--- START Provided entries ---

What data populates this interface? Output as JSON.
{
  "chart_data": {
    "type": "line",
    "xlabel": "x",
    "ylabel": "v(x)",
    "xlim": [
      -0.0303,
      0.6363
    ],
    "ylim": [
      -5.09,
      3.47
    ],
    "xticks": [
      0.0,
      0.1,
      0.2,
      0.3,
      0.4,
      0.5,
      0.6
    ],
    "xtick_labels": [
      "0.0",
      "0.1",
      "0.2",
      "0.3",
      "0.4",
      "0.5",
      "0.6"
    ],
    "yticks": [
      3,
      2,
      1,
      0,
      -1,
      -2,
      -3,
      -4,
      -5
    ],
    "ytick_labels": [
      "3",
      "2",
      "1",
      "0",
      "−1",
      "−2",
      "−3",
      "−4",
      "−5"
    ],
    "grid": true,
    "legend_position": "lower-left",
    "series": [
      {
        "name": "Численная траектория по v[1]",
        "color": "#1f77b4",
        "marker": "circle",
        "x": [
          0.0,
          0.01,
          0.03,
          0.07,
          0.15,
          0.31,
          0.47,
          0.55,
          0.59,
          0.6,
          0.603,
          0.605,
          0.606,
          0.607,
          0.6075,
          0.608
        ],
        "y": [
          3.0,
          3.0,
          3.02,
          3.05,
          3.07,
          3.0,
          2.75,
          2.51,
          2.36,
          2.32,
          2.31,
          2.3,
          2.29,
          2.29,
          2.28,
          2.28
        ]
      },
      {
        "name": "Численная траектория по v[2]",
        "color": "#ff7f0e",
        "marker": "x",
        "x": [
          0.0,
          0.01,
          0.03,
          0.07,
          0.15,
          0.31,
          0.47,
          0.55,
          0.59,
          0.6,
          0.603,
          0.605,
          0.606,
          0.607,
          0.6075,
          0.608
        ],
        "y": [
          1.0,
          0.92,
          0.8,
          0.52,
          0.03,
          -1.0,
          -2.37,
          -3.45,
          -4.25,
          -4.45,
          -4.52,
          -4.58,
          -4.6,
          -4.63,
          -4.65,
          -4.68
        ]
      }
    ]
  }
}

--- END Provided entries ---

Goal of the exercise
Restate each record exactly as written.

Expected output
What data populates this interface? Output as JSON.
{
  "chart_data": {
    "type": "line",
    "xlabel": "x",
    "ylabel": "v(x)",
    "xlim": [
      -0.0303,
      0.6363
    ],
    "ylim": [
      -5.09,
      3.47
    ],
    "xticks": [
      0.0,
      0.1,
      0.2,
      0.3,
      0.4,
      0.5,
      0.6
    ],
    "xtick_labels": [
      "0.0",
      "0.1",
      "0.2",
      "0.3",
      "0.4",
      "0.5",
      "0.6"
    ],
    "yticks": [
      3,
      2,
      1,
      0,
      -1,
      -2,
      -3,
      -4,
      -5
    ],
    "ytick_labels": [
      "3",
      "2",
      "1",
      "0",
      "−1",
      "−2",
      "−3",
      "−4",
      "−5"
    ],
    "grid": true,
    "legend_position": "lower-left",
    "series": [
      {
        "name": "Численная траектория по v[1]",
        "color": "#1f77b4",
        "marker": "circle",
        "x": [
          0.0,
          0.01,
          0.03,
          0.07,
          0.15,
          0.31,
          0.47,
          0.55,
          0.59,
          0.6,
          0.603,
          0.605,
          0.606,
          0.607,
          0.6075,
          0.608
        ],
        "y": [
          3.0,
          3.0,
          3.02,
          3.05,
          3.07,
          3.0,
          2.75,
          2.51,
          2.36,
          2.32,
          2.31,
          2.3,
          2.29,
          2.29,
          2.28,
          2.28
        ]
      },
      {
        "name": "Численная траектория по v[2]",
        "color": "#ff7f0e",
        "marker": "x",
        "x": [
          0.0,
          0.01,
          0.03,
          0.07,
          0.15,
          0.31,
          0.47,
          0.55,
          0.59,
          0.6,
          0.603,
          0.605,
          0.606,
          0.607,
          0.6075,
          0.608
        ],
        "y": [
          1.0,
          0.92,
          0.8,
          0.52,
          0.03,
          -1.0,
          -2.37,
          -3.45,
          -4.25,
          -4.45,
          -4.52,
          -4.58,
          -4.6,
          -4.63,
          -4.65,
          -4.68
        ]
      }
    ]
  }
}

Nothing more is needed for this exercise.